§ Data records
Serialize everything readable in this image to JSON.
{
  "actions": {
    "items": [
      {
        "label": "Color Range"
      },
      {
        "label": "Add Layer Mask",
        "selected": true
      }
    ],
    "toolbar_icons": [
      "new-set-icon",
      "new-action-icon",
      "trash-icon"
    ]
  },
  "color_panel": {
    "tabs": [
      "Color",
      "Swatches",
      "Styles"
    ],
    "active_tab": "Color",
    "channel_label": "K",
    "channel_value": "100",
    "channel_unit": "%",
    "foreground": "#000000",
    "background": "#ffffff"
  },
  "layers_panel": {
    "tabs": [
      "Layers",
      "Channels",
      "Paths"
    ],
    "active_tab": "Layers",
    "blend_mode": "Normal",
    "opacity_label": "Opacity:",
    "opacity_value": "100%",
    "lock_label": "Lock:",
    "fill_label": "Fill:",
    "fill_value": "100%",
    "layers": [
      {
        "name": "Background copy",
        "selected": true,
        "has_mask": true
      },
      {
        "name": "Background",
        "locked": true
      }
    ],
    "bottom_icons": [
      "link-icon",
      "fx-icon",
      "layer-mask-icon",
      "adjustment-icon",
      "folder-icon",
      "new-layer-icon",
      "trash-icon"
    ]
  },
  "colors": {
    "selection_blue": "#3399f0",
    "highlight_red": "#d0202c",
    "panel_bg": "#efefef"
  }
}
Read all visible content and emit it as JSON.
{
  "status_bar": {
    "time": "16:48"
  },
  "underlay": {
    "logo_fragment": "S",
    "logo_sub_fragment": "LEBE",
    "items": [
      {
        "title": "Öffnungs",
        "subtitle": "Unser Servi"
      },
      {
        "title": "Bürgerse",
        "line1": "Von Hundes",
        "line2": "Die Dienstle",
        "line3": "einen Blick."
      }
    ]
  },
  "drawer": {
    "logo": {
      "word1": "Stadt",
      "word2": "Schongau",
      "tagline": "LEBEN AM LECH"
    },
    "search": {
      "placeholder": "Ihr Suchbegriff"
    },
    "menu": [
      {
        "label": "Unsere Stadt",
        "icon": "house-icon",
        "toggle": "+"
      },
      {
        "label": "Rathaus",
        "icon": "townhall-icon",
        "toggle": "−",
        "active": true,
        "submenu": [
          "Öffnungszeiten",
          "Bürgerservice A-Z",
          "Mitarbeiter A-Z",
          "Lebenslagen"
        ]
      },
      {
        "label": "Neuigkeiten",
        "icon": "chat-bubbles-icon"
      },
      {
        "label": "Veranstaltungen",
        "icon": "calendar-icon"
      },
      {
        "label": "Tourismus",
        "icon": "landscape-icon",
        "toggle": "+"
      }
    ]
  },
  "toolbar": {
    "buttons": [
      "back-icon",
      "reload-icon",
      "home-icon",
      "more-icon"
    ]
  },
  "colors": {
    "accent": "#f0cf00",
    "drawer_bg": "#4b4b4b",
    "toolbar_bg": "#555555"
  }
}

§ PROBLEM DETAILS
Return every record above exactly as it appears.

§ IN RESPONSE
Serialize everything readable in this image to JSON.
{
  "actions": {
    "items": [
      {
        "label": "Color Range"
      },
      {
        "label": "Add Layer Mask",
        "selected": true
      }
    ],
    "toolbar_icons": [
      "new-set-icon",
      "new-action-icon",
      "trash-icon"
    ]
  },
  "color_panel": {
    "tabs": [
      "Color",
      "Swatches",
      "Styles"
    ],
    "active_tab": "Color",
    "channel_label": "K",
    "channel_value": "100",
    "channel_unit": "%",
    "foreground": "#000000",
    "background": "#ffffff"
  },
  "layers_panel": {
    "tabs": [
      "Layers",
      "Channels",
      "Paths"
    ],
    "active_tab": "Layers",
    "blend_mode": "Normal",
    "opacity_label": "Opacity:",
    "opacity_value": "100%",
    "lock_label": "Lock:",
    "fill_label": "Fill:",
    "fill_value": "100%",
    "layers": [
      {
        "name": "Background copy",
        "selected": true,
        "has_mask": true
      },
      {
        "name": "Background",
        "locked": true
      }
    ],
    "bottom_icons": [
      "link-icon",
      "fx-icon",
      "layer-mask-icon",
      "adjustment-icon",
      "folder-icon",
      "new-layer-icon",
      "trash-icon"
    ]
  },
  "colors": {
    "selection_blue": "#3399f0",
    "highlight_red": "#d0202c",
    "panel_bg": "#efefef"
  }
}
Read all visible content and emit it as JSON.
{
  "status_bar": {
    "time": "16:48"
  },
  "underlay": {
    "logo_fragment": "S",
    "logo_sub_fragment": "LEBE",
    "items": [
      {
        "title": "Öffnungs",
        "subtitle": "Unser Servi"
      },
      {
        "title": "Bürgerse",
        "line1": "Von Hundes",
        "line2": "Die Dienstle",
        "line3": "einen Blick."
      }
    ]
  },
  "drawer": {
    "logo": {
      "word1": "Stadt",
      "word2": "Schongau",
      "tagline": "LEBEN AM LECH"
    },
    "search": {
      "placeholder": "Ihr Suchbegriff"
    },
    "menu": [
      {
        "label": "Unsere Stadt",
        "icon": "house-icon",
        "toggle": "+"
      },
      {
        "label": "Rathaus",
        "icon": "townhall-icon",
        "toggle": "−",
        "active": true,
        "submenu": [
          "Öffnungszeiten",
          "Bürgerservice A-Z",
          "Mitarbeiter A-Z",
          "Lebenslagen"
        ]
      },
      {
        "label": "Neuigkeiten",
        "icon": "chat-bubbles-icon"
      },
      {
        "label": "Veranstaltungen",
        "icon": "calendar-icon"
      },
      {
        "label": "Tourismus",
        "icon": "landscape-icon",
        "toggle": "+"
      }
    ]
  },
  "toolbar": {
    "buttons": [
      "back-icon",
      "reload-icon",
      "home-icon",
      "more-icon"
    ]
  },
  "colors": {
    "accent": "#f0cf00",
    "drawer_bg": "#4b4b4b",
    "toolbar_bg": "#555555"
  }
}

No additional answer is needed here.